[STATED EXERCISE]
Every entry should be repeated exactly. Omit the pictures.

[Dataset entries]
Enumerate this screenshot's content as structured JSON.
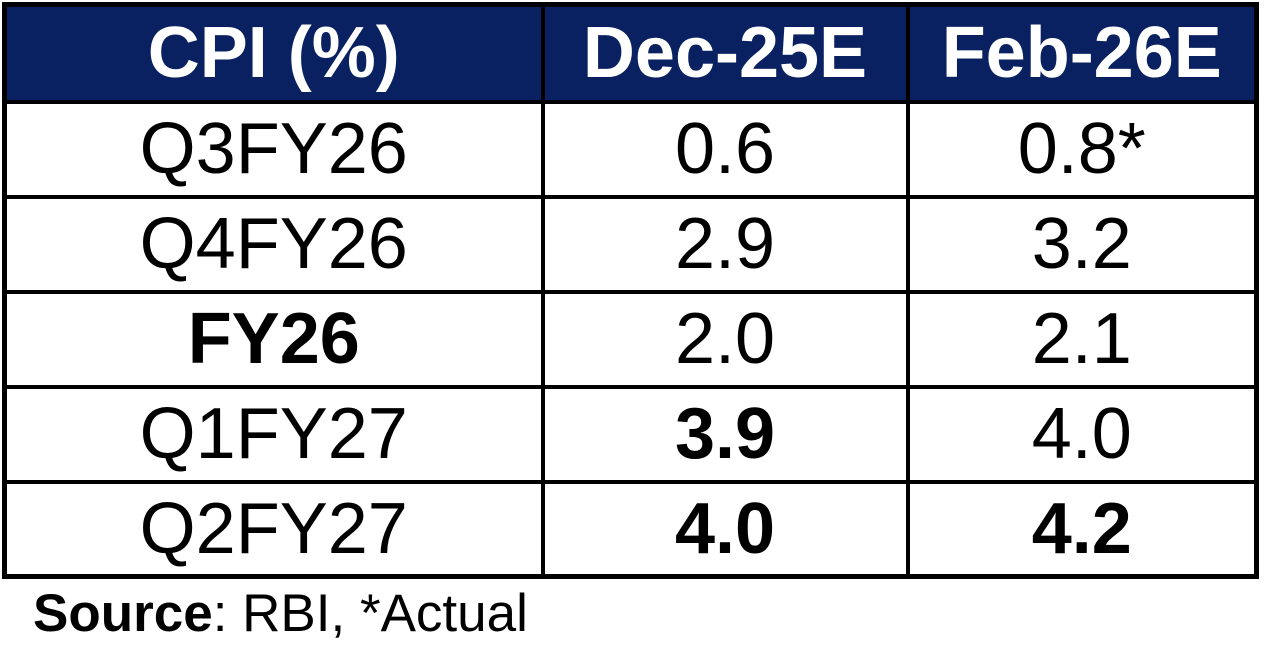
{
  "colors": {
    "header_bg": "#0A2161",
    "header_text": "#FFFFFF",
    "border": "#000000",
    "body_text": "#000000",
    "page_bg": "#FFFFFF"
  },
  "table": {
    "columns": [
      "CPI (%)",
      "Dec-25E",
      "Feb-26E"
    ],
    "rows": [
      {
        "label": "Q3FY26",
        "dec": "0.6",
        "feb": "0.8*",
        "label_bold": false,
        "dec_bold": false,
        "feb_bold": false
      },
      {
        "label": "Q4FY26",
        "dec": "2.9",
        "feb": "3.2",
        "label_bold": false,
        "dec_bold": false,
        "feb_bold": false
      },
      {
        "label": "FY26",
        "dec": "2.0",
        "feb": "2.1",
        "label_bold": true,
        "dec_bold": false,
        "feb_bold": false
      },
      {
        "label": "Q1FY27",
        "dec": "3.9",
        "feb": "4.0",
        "label_bold": false,
        "dec_bold": true,
        "feb_bold": false
      },
      {
        "label": "Q2FY27",
        "dec": "4.0",
        "feb": "4.2",
        "label_bold": false,
        "dec_bold": true,
        "feb_bold": true
      }
    ]
  },
  "footer": {
    "source_label": "Source",
    "source_rest": ": RBI, *Actual"
  },
  "chart_data": {
    "type": "table",
    "title": "CPI (%)",
    "categories": [
      "Q3FY26",
      "Q4FY26",
      "FY26",
      "Q1FY27",
      "Q2FY27"
    ],
    "series": [
      {
        "name": "Dec-25E",
        "values": [
          0.6,
          2.9,
          2.0,
          3.9,
          4.0
        ]
      },
      {
        "name": "Feb-26E",
        "values": [
          0.8,
          3.2,
          2.1,
          4.0,
          4.2
        ]
      }
    ],
    "note": "Source: RBI, *Actual (0.8 for Q3FY26 Feb-26E is marked with * as actual)"
  }
}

[SOLUTION]
Enumerate this screenshot's content as structured JSON.
{
  "colors": {
    "header_bg": "#0A2161",
    "header_text": "#FFFFFF",
    "border": "#000000",
    "body_text": "#000000",
    "page_bg": "#FFFFFF"
  },
  "table": {
    "columns": [
      "CPI (%)",
      "Dec-25E",
      "Feb-26E"
    ],
    "rows": [
      {
        "label": "Q3FY26",
        "dec": "0.6",
        "feb": "0.8*",
        "label_bold": false,
        "dec_bold": false,
        "feb_bold": false
      },
      {
        "label": "Q4FY26",
        "dec": "2.9",
        "feb": "3.2",
        "label_bold": false,
        "dec_bold": false,
        "feb_bold": false
      },
      {
        "label": "FY26",
        "dec": "2.0",
        "feb": "2.1",
        "label_bold": true,
        "dec_bold": false,
        "feb_bold": false
      },
      {
        "label": "Q1FY27",
        "dec": "3.9",
        "feb": "4.0",
        "label_bold": false,
        "dec_bold": true,
        "feb_bold": false
      },
      {
        "label": "Q2FY27",
        "dec": "4.0",
        "feb": "4.2",
        "label_bold": false,
        "dec_bold": true,
        "feb_bold": true
      }
    ]
  },
  "footer": {
    "source_label": "Source",
    "source_rest": ": RBI, *Actual"
  },
  "chart_data": {
    "type": "table",
    "title": "CPI (%)",
    "categories": [
      "Q3FY26",
      "Q4FY26",
      "FY26",
      "Q1FY27",
      "Q2FY27"
    ],
    "series": [
      {
        "name": "Dec-25E",
        "values": [
          0.6,
          2.9,
          2.0,
          3.9,
          4.0
        ]
      },
      {
        "name": "Feb-26E",
        "values": [
          0.8,
          3.2,
          2.1,
          4.0,
          4.2
        ]
      }
    ],
    "note": "Source: RBI, *Actual (0.8 for Q3FY26 Feb-26E is marked with * as actual)"
  }
}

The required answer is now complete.